(Data items)
************

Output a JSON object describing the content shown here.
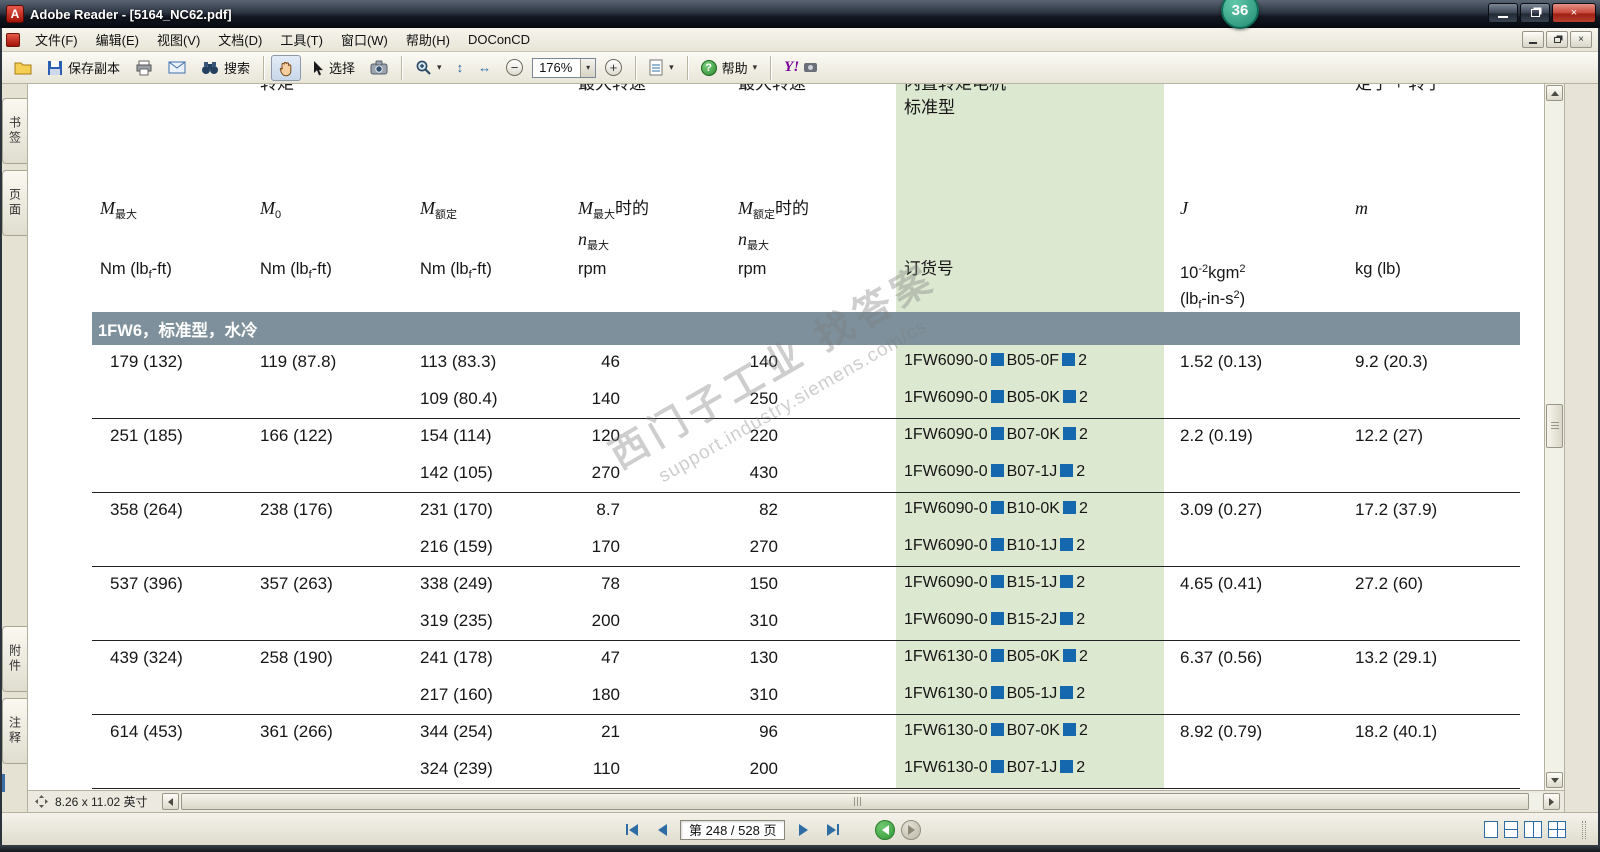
{
  "window": {
    "title": "Adobe Reader - [5164_NC62.pdf]",
    "badge": "36"
  },
  "icons": {
    "caret": "▾",
    "close_glyph": "×"
  },
  "menu": {
    "items": [
      "文件(F)",
      "编辑(E)",
      "视图(V)",
      "文档(D)",
      "工具(T)",
      "窗口(W)",
      "帮助(H)",
      "DOConCD"
    ]
  },
  "toolbar": {
    "save_label": "保存副本",
    "search_label": "搜索",
    "select_label": "选择",
    "zoom_value": "176%",
    "help_label": "帮助",
    "yahoo_label": "Y!"
  },
  "sidebar": {
    "top_tabs": [
      "书签",
      "页面"
    ],
    "bottom_tabs": [
      "附件",
      "注释"
    ]
  },
  "statusbar": {
    "page_size": "8.26 x 11.02 英寸"
  },
  "navbar": {
    "page_indicator": "第 248 / 528 页"
  },
  "watermark": {
    "line1": "西门子工业 找答案",
    "line2": "support.industry.siemens.com/cs"
  },
  "table": {
    "section_title": "1FW6，标准型，水冷",
    "head": {
      "cut": {
        "col2": "转矩",
        "col4": "最大转速",
        "col5": "最大转速",
        "col6a": "内置转矩电机",
        "col6b": "标准型",
        "col8": "定子 + 转子"
      },
      "m": {
        "c1": [
          {
            "t": "M",
            "i": 1
          },
          {
            "t": "最大",
            "sub": 1
          }
        ],
        "c2": [
          {
            "t": "M",
            "i": 1
          },
          {
            "t": "0",
            "sub": 1
          }
        ],
        "c3": [
          {
            "t": "M",
            "i": 1
          },
          {
            "t": "额定",
            "sub": 1
          }
        ],
        "c4a": [
          {
            "t": "M",
            "i": 1
          },
          {
            "t": "最大",
            "sub": 1
          },
          {
            "t": "时的"
          }
        ],
        "c4b": [
          {
            "t": "n",
            "i": 1
          },
          {
            "t": "最大",
            "sub": 1
          }
        ],
        "c5a": [
          {
            "t": "M",
            "i": 1
          },
          {
            "t": "额定",
            "sub": 1
          },
          {
            "t": "时的"
          }
        ],
        "c5b": [
          {
            "t": "n",
            "i": 1
          },
          {
            "t": "最大",
            "sub": 1
          }
        ],
        "c7": [
          {
            "t": "J",
            "i": 1
          }
        ],
        "c8": [
          {
            "t": "m",
            "i": 1
          }
        ]
      },
      "units": {
        "c1": [
          {
            "t": "Nm (lb"
          },
          {
            "t": "f",
            "sub": 1
          },
          {
            "t": "-ft)"
          }
        ],
        "c2": [
          {
            "t": "Nm (lb"
          },
          {
            "t": "f",
            "sub": 1
          },
          {
            "t": "-ft)"
          }
        ],
        "c3": [
          {
            "t": "Nm (lb"
          },
          {
            "t": "f",
            "sub": 1
          },
          {
            "t": "-ft)"
          }
        ],
        "c4": [
          {
            "t": "rpm"
          }
        ],
        "c5": [
          {
            "t": "rpm"
          }
        ],
        "c6": [
          {
            "t": "订货号"
          }
        ],
        "c7a": [
          {
            "t": "10"
          },
          {
            "t": "-2",
            "sup": 1
          },
          {
            "t": "kgm"
          },
          {
            "t": "2",
            "sup": 1
          }
        ],
        "c7b": [
          {
            "t": "(lb"
          },
          {
            "t": "f",
            "sub": 1
          },
          {
            "t": "-in-s"
          },
          {
            "t": "2",
            "sup": 1
          },
          {
            "t": ")"
          }
        ],
        "c8": [
          {
            "t": "kg (lb)"
          }
        ]
      }
    },
    "rows": [
      {
        "m_max": "179 (132)",
        "m0": "119 (87.8)",
        "j": "1.52 (0.13)",
        "mass": "9.2 (20.3)",
        "subrows": [
          {
            "m_rated": "113 (83.3)",
            "rpm_at_m_max": "46",
            "rpm_at_m_rated": "140",
            "order": [
              "1FW6090-0",
              "B05-0F",
              "2"
            ]
          },
          {
            "m_rated": "109 (80.4)",
            "rpm_at_m_max": "140",
            "rpm_at_m_rated": "250",
            "order": [
              "1FW6090-0",
              "B05-0K",
              "2"
            ]
          }
        ]
      },
      {
        "m_max": "251 (185)",
        "m0": "166 (122)",
        "j": "2.2 (0.19)",
        "mass": "12.2 (27)",
        "subrows": [
          {
            "m_rated": "154 (114)",
            "rpm_at_m_max": "120",
            "rpm_at_m_rated": "220",
            "order": [
              "1FW6090-0",
              "B07-0K",
              "2"
            ]
          },
          {
            "m_rated": "142 (105)",
            "rpm_at_m_max": "270",
            "rpm_at_m_rated": "430",
            "order": [
              "1FW6090-0",
              "B07-1J",
              "2"
            ]
          }
        ]
      },
      {
        "m_max": "358 (264)",
        "m0": "238 (176)",
        "j": "3.09 (0.27)",
        "mass": "17.2 (37.9)",
        "subrows": [
          {
            "m_rated": "231 (170)",
            "rpm_at_m_max": "8.7",
            "rpm_at_m_rated": "82",
            "order": [
              "1FW6090-0",
              "B10-0K",
              "2"
            ]
          },
          {
            "m_rated": "216 (159)",
            "rpm_at_m_max": "170",
            "rpm_at_m_rated": "270",
            "order": [
              "1FW6090-0",
              "B10-1J",
              "2"
            ]
          }
        ]
      },
      {
        "m_max": "537 (396)",
        "m0": "357 (263)",
        "j": "4.65 (0.41)",
        "mass": "27.2 (60)",
        "subrows": [
          {
            "m_rated": "338 (249)",
            "rpm_at_m_max": "78",
            "rpm_at_m_rated": "150",
            "order": [
              "1FW6090-0",
              "B15-1J",
              "2"
            ]
          },
          {
            "m_rated": "319 (235)",
            "rpm_at_m_max": "200",
            "rpm_at_m_rated": "310",
            "order": [
              "1FW6090-0",
              "B15-2J",
              "2"
            ]
          }
        ]
      },
      {
        "m_max": "439 (324)",
        "m0": "258 (190)",
        "j": "6.37 (0.56)",
        "mass": "13.2 (29.1)",
        "subrows": [
          {
            "m_rated": "241 (178)",
            "rpm_at_m_max": "47",
            "rpm_at_m_rated": "130",
            "order": [
              "1FW6130-0",
              "B05-0K",
              "2"
            ]
          },
          {
            "m_rated": "217 (160)",
            "rpm_at_m_max": "180",
            "rpm_at_m_rated": "310",
            "order": [
              "1FW6130-0",
              "B05-1J",
              "2"
            ]
          }
        ]
      },
      {
        "m_max": "614 (453)",
        "m0": "361 (266)",
        "j": "8.92 (0.79)",
        "mass": "18.2 (40.1)",
        "subrows": [
          {
            "m_rated": "344 (254)",
            "rpm_at_m_max": "21",
            "rpm_at_m_rated": "96",
            "order": [
              "1FW6130-0",
              "B07-0K",
              "2"
            ]
          },
          {
            "m_rated": "324 (239)",
            "rpm_at_m_max": "110",
            "rpm_at_m_rated": "200",
            "order": [
              "1FW6130-0",
              "B07-1J",
              "2"
            ]
          }
        ]
      }
    ]
  }
}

************

Every line above should be returned exactly; the pictures stay out.

Output a JSON object describing the content shown here.
{
  "window": {
    "title": "Adobe Reader - [5164_NC62.pdf]",
    "badge": "36"
  },
  "icons": {
    "caret": "▾",
    "close_glyph": "×"
  },
  "menu": {
    "items": [
      "文件(F)",
      "编辑(E)",
      "视图(V)",
      "文档(D)",
      "工具(T)",
      "窗口(W)",
      "帮助(H)",
      "DOConCD"
    ]
  },
  "toolbar": {
    "save_label": "保存副本",
    "search_label": "搜索",
    "select_label": "选择",
    "zoom_value": "176%",
    "help_label": "帮助",
    "yahoo_label": "Y!"
  },
  "sidebar": {
    "top_tabs": [
      "书签",
      "页面"
    ],
    "bottom_tabs": [
      "附件",
      "注释"
    ]
  },
  "statusbar": {
    "page_size": "8.26 x 11.02 英寸"
  },
  "navbar": {
    "page_indicator": "第 248 / 528 页"
  },
  "watermark": {
    "line1": "西门子工业 找答案",
    "line2": "support.industry.siemens.com/cs"
  },
  "table": {
    "section_title": "1FW6，标准型，水冷",
    "head": {
      "cut": {
        "col2": "转矩",
        "col4": "最大转速",
        "col5": "最大转速",
        "col6a": "内置转矩电机",
        "col6b": "标准型",
        "col8": "定子 + 转子"
      },
      "m": {
        "c1": [
          {
            "t": "M",
            "i": 1
          },
          {
            "t": "最大",
            "sub": 1
          }
        ],
        "c2": [
          {
            "t": "M",
            "i": 1
          },
          {
            "t": "0",
            "sub": 1
          }
        ],
        "c3": [
          {
            "t": "M",
            "i": 1
          },
          {
            "t": "额定",
            "sub": 1
          }
        ],
        "c4a": [
          {
            "t": "M",
            "i": 1
          },
          {
            "t": "最大",
            "sub": 1
          },
          {
            "t": "时的"
          }
        ],
        "c4b": [
          {
            "t": "n",
            "i": 1
          },
          {
            "t": "最大",
            "sub": 1
          }
        ],
        "c5a": [
          {
            "t": "M",
            "i": 1
          },
          {
            "t": "额定",
            "sub": 1
          },
          {
            "t": "时的"
          }
        ],
        "c5b": [
          {
            "t": "n",
            "i": 1
          },
          {
            "t": "最大",
            "sub": 1
          }
        ],
        "c7": [
          {
            "t": "J",
            "i": 1
          }
        ],
        "c8": [
          {
            "t": "m",
            "i": 1
          }
        ]
      },
      "units": {
        "c1": [
          {
            "t": "Nm (lb"
          },
          {
            "t": "f",
            "sub": 1
          },
          {
            "t": "-ft)"
          }
        ],
        "c2": [
          {
            "t": "Nm (lb"
          },
          {
            "t": "f",
            "sub": 1
          },
          {
            "t": "-ft)"
          }
        ],
        "c3": [
          {
            "t": "Nm (lb"
          },
          {
            "t": "f",
            "sub": 1
          },
          {
            "t": "-ft)"
          }
        ],
        "c4": [
          {
            "t": "rpm"
          }
        ],
        "c5": [
          {
            "t": "rpm"
          }
        ],
        "c6": [
          {
            "t": "订货号"
          }
        ],
        "c7a": [
          {
            "t": "10"
          },
          {
            "t": "-2",
            "sup": 1
          },
          {
            "t": "kgm"
          },
          {
            "t": "2",
            "sup": 1
          }
        ],
        "c7b": [
          {
            "t": "(lb"
          },
          {
            "t": "f",
            "sub": 1
          },
          {
            "t": "-in-s"
          },
          {
            "t": "2",
            "sup": 1
          },
          {
            "t": ")"
          }
        ],
        "c8": [
          {
            "t": "kg (lb)"
          }
        ]
      }
    },
    "rows": [
      {
        "m_max": "179 (132)",
        "m0": "119 (87.8)",
        "j": "1.52 (0.13)",
        "mass": "9.2 (20.3)",
        "subrows": [
          {
            "m_rated": "113 (83.3)",
            "rpm_at_m_max": "46",
            "rpm_at_m_rated": "140",
            "order": [
              "1FW6090-0",
              "B05-0F",
              "2"
            ]
          },
          {
            "m_rated": "109 (80.4)",
            "rpm_at_m_max": "140",
            "rpm_at_m_rated": "250",
            "order": [
              "1FW6090-0",
              "B05-0K",
              "2"
            ]
          }
        ]
      },
      {
        "m_max": "251 (185)",
        "m0": "166 (122)",
        "j": "2.2 (0.19)",
        "mass": "12.2 (27)",
        "subrows": [
          {
            "m_rated": "154 (114)",
            "rpm_at_m_max": "120",
            "rpm_at_m_rated": "220",
            "order": [
              "1FW6090-0",
              "B07-0K",
              "2"
            ]
          },
          {
            "m_rated": "142 (105)",
            "rpm_at_m_max": "270",
            "rpm_at_m_rated": "430",
            "order": [
              "1FW6090-0",
              "B07-1J",
              "2"
            ]
          }
        ]
      },
      {
        "m_max": "358 (264)",
        "m0": "238 (176)",
        "j": "3.09 (0.27)",
        "mass": "17.2 (37.9)",
        "subrows": [
          {
            "m_rated": "231 (170)",
            "rpm_at_m_max": "8.7",
            "rpm_at_m_rated": "82",
            "order": [
              "1FW6090-0",
              "B10-0K",
              "2"
            ]
          },
          {
            "m_rated": "216 (159)",
            "rpm_at_m_max": "170",
            "rpm_at_m_rated": "270",
            "order": [
              "1FW6090-0",
              "B10-1J",
              "2"
            ]
          }
        ]
      },
      {
        "m_max": "537 (396)",
        "m0": "357 (263)",
        "j": "4.65 (0.41)",
        "mass": "27.2 (60)",
        "subrows": [
          {
            "m_rated": "338 (249)",
            "rpm_at_m_max": "78",
            "rpm_at_m_rated": "150",
            "order": [
              "1FW6090-0",
              "B15-1J",
              "2"
            ]
          },
          {
            "m_rated": "319 (235)",
            "rpm_at_m_max": "200",
            "rpm_at_m_rated": "310",
            "order": [
              "1FW6090-0",
              "B15-2J",
              "2"
            ]
          }
        ]
      },
      {
        "m_max": "439 (324)",
        "m0": "258 (190)",
        "j": "6.37 (0.56)",
        "mass": "13.2 (29.1)",
        "subrows": [
          {
            "m_rated": "241 (178)",
            "rpm_at_m_max": "47",
            "rpm_at_m_rated": "130",
            "order": [
              "1FW6130-0",
              "B05-0K",
              "2"
            ]
          },
          {
            "m_rated": "217 (160)",
            "rpm_at_m_max": "180",
            "rpm_at_m_rated": "310",
            "order": [
              "1FW6130-0",
              "B05-1J",
              "2"
            ]
          }
        ]
      },
      {
        "m_max": "614 (453)",
        "m0": "361 (266)",
        "j": "8.92 (0.79)",
        "mass": "18.2 (40.1)",
        "subrows": [
          {
            "m_rated": "344 (254)",
            "rpm_at_m_max": "21",
            "rpm_at_m_rated": "96",
            "order": [
              "1FW6130-0",
              "B07-0K",
              "2"
            ]
          },
          {
            "m_rated": "324 (239)",
            "rpm_at_m_max": "110",
            "rpm_at_m_rated": "200",
            "order": [
              "1FW6130-0",
              "B07-1J",
              "2"
            ]
          }
        ]
      }
    ]
  }
}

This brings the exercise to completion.